**TASK INSTRUCTIONS**
Set down the material below in full, matching it exactly.

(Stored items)
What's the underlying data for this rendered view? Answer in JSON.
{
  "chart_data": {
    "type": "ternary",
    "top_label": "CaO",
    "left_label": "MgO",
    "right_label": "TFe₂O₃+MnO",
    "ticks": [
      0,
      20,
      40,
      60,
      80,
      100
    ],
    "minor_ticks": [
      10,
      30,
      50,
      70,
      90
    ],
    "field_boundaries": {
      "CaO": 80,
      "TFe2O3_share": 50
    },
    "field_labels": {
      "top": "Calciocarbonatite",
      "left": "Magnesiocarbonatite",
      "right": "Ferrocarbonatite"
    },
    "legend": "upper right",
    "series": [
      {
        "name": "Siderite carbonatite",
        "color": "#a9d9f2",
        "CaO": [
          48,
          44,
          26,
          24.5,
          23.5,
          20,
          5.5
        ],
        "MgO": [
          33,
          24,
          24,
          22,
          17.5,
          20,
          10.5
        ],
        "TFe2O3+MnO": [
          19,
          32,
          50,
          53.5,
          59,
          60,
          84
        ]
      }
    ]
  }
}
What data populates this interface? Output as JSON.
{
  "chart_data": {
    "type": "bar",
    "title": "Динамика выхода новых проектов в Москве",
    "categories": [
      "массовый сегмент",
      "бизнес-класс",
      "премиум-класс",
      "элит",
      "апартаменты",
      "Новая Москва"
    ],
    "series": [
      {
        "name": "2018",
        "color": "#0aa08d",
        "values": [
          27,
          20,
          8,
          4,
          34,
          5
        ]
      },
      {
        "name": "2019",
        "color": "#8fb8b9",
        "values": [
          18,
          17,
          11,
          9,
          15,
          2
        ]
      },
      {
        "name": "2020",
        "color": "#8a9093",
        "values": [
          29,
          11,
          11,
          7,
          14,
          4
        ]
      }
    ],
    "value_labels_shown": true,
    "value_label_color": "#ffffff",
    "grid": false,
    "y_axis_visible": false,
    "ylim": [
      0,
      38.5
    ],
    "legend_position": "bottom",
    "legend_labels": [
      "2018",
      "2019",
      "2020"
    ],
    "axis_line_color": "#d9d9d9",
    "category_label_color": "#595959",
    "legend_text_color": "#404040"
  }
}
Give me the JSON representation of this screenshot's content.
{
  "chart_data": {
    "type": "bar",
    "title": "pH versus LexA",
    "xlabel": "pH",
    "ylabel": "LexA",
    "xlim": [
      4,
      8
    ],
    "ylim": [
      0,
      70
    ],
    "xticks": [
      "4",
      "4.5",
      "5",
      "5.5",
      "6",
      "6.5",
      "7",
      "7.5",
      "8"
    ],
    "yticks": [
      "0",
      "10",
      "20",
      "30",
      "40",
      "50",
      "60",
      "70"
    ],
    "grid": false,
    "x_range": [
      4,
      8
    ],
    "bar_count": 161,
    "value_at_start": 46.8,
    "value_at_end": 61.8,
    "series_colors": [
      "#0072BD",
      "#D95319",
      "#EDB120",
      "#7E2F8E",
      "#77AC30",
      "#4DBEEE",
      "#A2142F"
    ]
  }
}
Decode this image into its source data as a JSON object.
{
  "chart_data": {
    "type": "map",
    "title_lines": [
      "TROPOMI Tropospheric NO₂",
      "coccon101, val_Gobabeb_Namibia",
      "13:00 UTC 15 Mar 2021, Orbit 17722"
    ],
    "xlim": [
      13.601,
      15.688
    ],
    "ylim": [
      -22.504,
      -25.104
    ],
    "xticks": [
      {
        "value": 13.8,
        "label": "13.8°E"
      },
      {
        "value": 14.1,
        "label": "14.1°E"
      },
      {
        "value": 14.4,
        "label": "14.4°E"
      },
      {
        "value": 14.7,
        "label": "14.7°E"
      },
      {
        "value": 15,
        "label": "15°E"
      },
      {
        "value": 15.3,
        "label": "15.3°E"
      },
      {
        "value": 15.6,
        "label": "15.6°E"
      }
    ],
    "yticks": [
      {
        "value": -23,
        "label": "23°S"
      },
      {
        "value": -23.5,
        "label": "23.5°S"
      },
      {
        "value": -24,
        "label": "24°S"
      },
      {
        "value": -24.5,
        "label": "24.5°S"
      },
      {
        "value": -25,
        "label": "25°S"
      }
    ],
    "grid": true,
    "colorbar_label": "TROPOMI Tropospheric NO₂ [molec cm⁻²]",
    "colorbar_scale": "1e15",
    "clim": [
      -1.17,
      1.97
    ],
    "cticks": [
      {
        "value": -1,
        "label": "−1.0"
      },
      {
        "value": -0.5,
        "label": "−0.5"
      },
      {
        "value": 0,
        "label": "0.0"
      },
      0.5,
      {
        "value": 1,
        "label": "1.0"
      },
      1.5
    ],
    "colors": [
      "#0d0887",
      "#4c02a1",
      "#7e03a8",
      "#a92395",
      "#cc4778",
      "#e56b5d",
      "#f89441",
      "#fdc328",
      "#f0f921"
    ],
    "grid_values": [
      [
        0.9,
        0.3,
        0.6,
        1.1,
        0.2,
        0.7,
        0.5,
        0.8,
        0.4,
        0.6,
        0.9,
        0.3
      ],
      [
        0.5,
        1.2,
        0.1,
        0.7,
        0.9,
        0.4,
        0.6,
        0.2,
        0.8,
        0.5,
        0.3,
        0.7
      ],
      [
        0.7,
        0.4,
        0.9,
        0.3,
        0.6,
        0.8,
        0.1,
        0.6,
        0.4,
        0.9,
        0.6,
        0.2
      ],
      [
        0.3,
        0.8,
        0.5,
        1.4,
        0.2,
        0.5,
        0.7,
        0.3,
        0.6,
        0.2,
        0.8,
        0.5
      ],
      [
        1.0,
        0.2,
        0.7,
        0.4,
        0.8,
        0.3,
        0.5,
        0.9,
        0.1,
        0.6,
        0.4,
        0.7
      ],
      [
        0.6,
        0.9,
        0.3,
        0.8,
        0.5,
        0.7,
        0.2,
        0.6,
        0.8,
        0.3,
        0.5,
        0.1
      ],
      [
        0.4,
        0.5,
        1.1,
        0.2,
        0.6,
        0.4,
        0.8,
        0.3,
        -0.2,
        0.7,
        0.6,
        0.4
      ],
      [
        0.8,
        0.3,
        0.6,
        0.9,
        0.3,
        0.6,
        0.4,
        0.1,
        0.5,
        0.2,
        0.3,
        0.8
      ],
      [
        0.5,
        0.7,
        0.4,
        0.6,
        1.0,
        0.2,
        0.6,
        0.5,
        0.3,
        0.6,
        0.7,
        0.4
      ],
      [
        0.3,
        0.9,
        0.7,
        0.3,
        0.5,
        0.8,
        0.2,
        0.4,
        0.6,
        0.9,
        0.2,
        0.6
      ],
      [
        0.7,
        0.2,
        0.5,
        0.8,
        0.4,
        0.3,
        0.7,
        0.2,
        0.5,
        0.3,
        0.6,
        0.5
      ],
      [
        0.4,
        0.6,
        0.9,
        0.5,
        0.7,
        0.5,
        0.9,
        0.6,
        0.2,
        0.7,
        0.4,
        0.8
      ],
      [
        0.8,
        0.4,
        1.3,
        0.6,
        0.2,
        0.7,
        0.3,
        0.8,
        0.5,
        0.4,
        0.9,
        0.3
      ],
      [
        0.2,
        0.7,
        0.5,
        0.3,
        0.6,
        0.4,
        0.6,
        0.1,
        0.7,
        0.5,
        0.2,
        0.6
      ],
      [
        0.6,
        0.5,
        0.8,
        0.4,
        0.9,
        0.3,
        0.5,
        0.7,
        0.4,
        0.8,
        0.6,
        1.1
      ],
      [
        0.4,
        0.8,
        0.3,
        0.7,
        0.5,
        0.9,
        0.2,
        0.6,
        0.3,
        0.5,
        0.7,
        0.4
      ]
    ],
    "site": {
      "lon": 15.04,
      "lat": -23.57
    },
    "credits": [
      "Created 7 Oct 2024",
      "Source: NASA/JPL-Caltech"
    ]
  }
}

**RESULT OF THIS EXERCISE**
What's the underlying data for this rendered view? Answer in JSON.
{
  "chart_data": {
    "type": "ternary",
    "top_label": "CaO",
    "left_label": "MgO",
    "right_label": "TFe₂O₃+MnO",
    "ticks": [
      0,
      20,
      40,
      60,
      80,
      100
    ],
    "minor_ticks": [
      10,
      30,
      50,
      70,
      90
    ],
    "field_boundaries": {
      "CaO": 80,
      "TFe2O3_share": 50
    },
    "field_labels": {
      "top": "Calciocarbonatite",
      "left": "Magnesiocarbonatite",
      "right": "Ferrocarbonatite"
    },
    "legend": "upper right",
    "series": [
      {
        "name": "Siderite carbonatite",
        "color": "#a9d9f2",
        "CaO": [
          48,
          44,
          26,
          24.5,
          23.5,
          20,
          5.5
        ],
        "MgO": [
          33,
          24,
          24,
          22,
          17.5,
          20,
          10.5
        ],
        "TFe2O3+MnO": [
          19,
          32,
          50,
          53.5,
          59,
          60,
          84
        ]
      }
    ]
  }
}
What data populates this interface? Output as JSON.
{
  "chart_data": {
    "type": "bar",
    "title": "Динамика выхода новых проектов в Москве",
    "categories": [
      "массовый сегмент",
      "бизнес-класс",
      "премиум-класс",
      "элит",
      "апартаменты",
      "Новая Москва"
    ],
    "series": [
      {
        "name": "2018",
        "color": "#0aa08d",
        "values": [
          27,
          20,
          8,
          4,
          34,
          5
        ]
      },
      {
        "name": "2019",
        "color": "#8fb8b9",
        "values": [
          18,
          17,
          11,
          9,
          15,
          2
        ]
      },
      {
        "name": "2020",
        "color": "#8a9093",
        "values": [
          29,
          11,
          11,
          7,
          14,
          4
        ]
      }
    ],
    "value_labels_shown": true,
    "value_label_color": "#ffffff",
    "grid": false,
    "y_axis_visible": false,
    "ylim": [
      0,
      38.5
    ],
    "legend_position": "bottom",
    "legend_labels": [
      "2018",
      "2019",
      "2020"
    ],
    "axis_line_color": "#d9d9d9",
    "category_label_color": "#595959",
    "legend_text_color": "#404040"
  }
}
Give me the JSON representation of this screenshot's content.
{
  "chart_data": {
    "type": "bar",
    "title": "pH versus LexA",
    "xlabel": "pH",
    "ylabel": "LexA",
    "xlim": [
      4,
      8
    ],
    "ylim": [
      0,
      70
    ],
    "xticks": [
      "4",
      "4.5",
      "5",
      "5.5",
      "6",
      "6.5",
      "7",
      "7.5",
      "8"
    ],
    "yticks": [
      "0",
      "10",
      "20",
      "30",
      "40",
      "50",
      "60",
      "70"
    ],
    "grid": false,
    "x_range": [
      4,
      8
    ],
    "bar_count": 161,
    "value_at_start": 46.8,
    "value_at_end": 61.8,
    "series_colors": [
      "#0072BD",
      "#D95319",
      "#EDB120",
      "#7E2F8E",
      "#77AC30",
      "#4DBEEE",
      "#A2142F"
    ]
  }
}
Decode this image into its source data as a JSON object.
{
  "chart_data": {
    "type": "map",
    "title_lines": [
      "TROPOMI Tropospheric NO₂",
      "coccon101, val_Gobabeb_Namibia",
      "13:00 UTC 15 Mar 2021, Orbit 17722"
    ],
    "xlim": [
      13.601,
      15.688
    ],
    "ylim": [
      -22.504,
      -25.104
    ],
    "xticks": [
      {
        "value": 13.8,
        "label": "13.8°E"
      },
      {
        "value": 14.1,
        "label": "14.1°E"
      },
      {
        "value": 14.4,
        "label": "14.4°E"
      },
      {
        "value": 14.7,
        "label": "14.7°E"
      },
      {
        "value": 15,
        "label": "15°E"
      },
      {
        "value": 15.3,
        "label": "15.3°E"
      },
      {
        "value": 15.6,
        "label": "15.6°E"
      }
    ],
    "yticks": [
      {
        "value": -23,
        "label": "23°S"
      },
      {
        "value": -23.5,
        "label": "23.5°S"
      },
      {
        "value": -24,
        "label": "24°S"
      },
      {
        "value": -24.5,
        "label": "24.5°S"
      },
      {
        "value": -25,
        "label": "25°S"
      }
    ],
    "grid": true,
    "colorbar_label": "TROPOMI Tropospheric NO₂ [molec cm⁻²]",
    "colorbar_scale": "1e15",
    "clim": [
      -1.17,
      1.97
    ],
    "cticks": [
      {
        "value": -1,
        "label": "−1.0"
      },
      {
        "value": -0.5,
        "label": "−0.5"
      },
      {
        "value": 0,
        "label": "0.0"
      },
      0.5,
      {
        "value": 1,
        "label": "1.0"
      },
      1.5
    ],
    "colors": [
      "#0d0887",
      "#4c02a1",
      "#7e03a8",
      "#a92395",
      "#cc4778",
      "#e56b5d",
      "#f89441",
      "#fdc328",
      "#f0f921"
    ],
    "grid_values": [
      [
        0.9,
        0.3,
        0.6,
        1.1,
        0.2,
        0.7,
        0.5,
        0.8,
        0.4,
        0.6,
        0.9,
        0.3
      ],
      [
        0.5,
        1.2,
        0.1,
        0.7,
        0.9,
        0.4,
        0.6,
        0.2,
        0.8,
        0.5,
        0.3,
        0.7
      ],
      [
        0.7,
        0.4,
        0.9,
        0.3,
        0.6,
        0.8,
        0.1,
        0.6,
        0.4,
        0.9,
        0.6,
        0.2
      ],
      [
        0.3,
        0.8,
        0.5,
        1.4,
        0.2,
        0.5,
        0.7,
        0.3,
        0.6,
        0.2,
        0.8,
        0.5
      ],
      [
        1.0,
        0.2,
        0.7,
        0.4,
        0.8,
        0.3,
        0.5,
        0.9,
        0.1,
        0.6,
        0.4,
        0.7
      ],
      [
        0.6,
        0.9,
        0.3,
        0.8,
        0.5,
        0.7,
        0.2,
        0.6,
        0.8,
        0.3,
        0.5,
        0.1
      ],
      [
        0.4,
        0.5,
        1.1,
        0.2,
        0.6,
        0.4,
        0.8,
        0.3,
        -0.2,
        0.7,
        0.6,
        0.4
      ],
      [
        0.8,
        0.3,
        0.6,
        0.9,
        0.3,
        0.6,
        0.4,
        0.1,
        0.5,
        0.2,
        0.3,
        0.8
      ],
      [
        0.5,
        0.7,
        0.4,
        0.6,
        1.0,
        0.2,
        0.6,
        0.5,
        0.3,
        0.6,
        0.7,
        0.4
      ],
      [
        0.3,
        0.9,
        0.7,
        0.3,
        0.5,
        0.8,
        0.2,
        0.4,
        0.6,
        0.9,
        0.2,
        0.6
      ],
      [
        0.7,
        0.2,
        0.5,
        0.8,
        0.4,
        0.3,
        0.7,
        0.2,
        0.5,
        0.3,
        0.6,
        0.5
      ],
      [
        0.4,
        0.6,
        0.9,
        0.5,
        0.7,
        0.5,
        0.9,
        0.6,
        0.2,
        0.7,
        0.4,
        0.8
      ],
      [
        0.8,
        0.4,
        1.3,
        0.6,
        0.2,
        0.7,
        0.3,
        0.8,
        0.5,
        0.4,
        0.9,
        0.3
      ],
      [
        0.2,
        0.7,
        0.5,
        0.3,
        0.6,
        0.4,
        0.6,
        0.1,
        0.7,
        0.5,
        0.2,
        0.6
      ],
      [
        0.6,
        0.5,
        0.8,
        0.4,
        0.9,
        0.3,
        0.5,
        0.7,
        0.4,
        0.8,
        0.6,
        1.1
      ],
      [
        0.4,
        0.8,
        0.3,
        0.7,
        0.5,
        0.9,
        0.2,
        0.6,
        0.3,
        0.5,
        0.7,
        0.4
      ]
    ],
    "site": {
      "lon": 15.04,
      "lat": -23.57
    },
    "credits": [
      "Created 7 Oct 2024",
      "Source: NASA/JPL-Caltech"
    ]
  }
}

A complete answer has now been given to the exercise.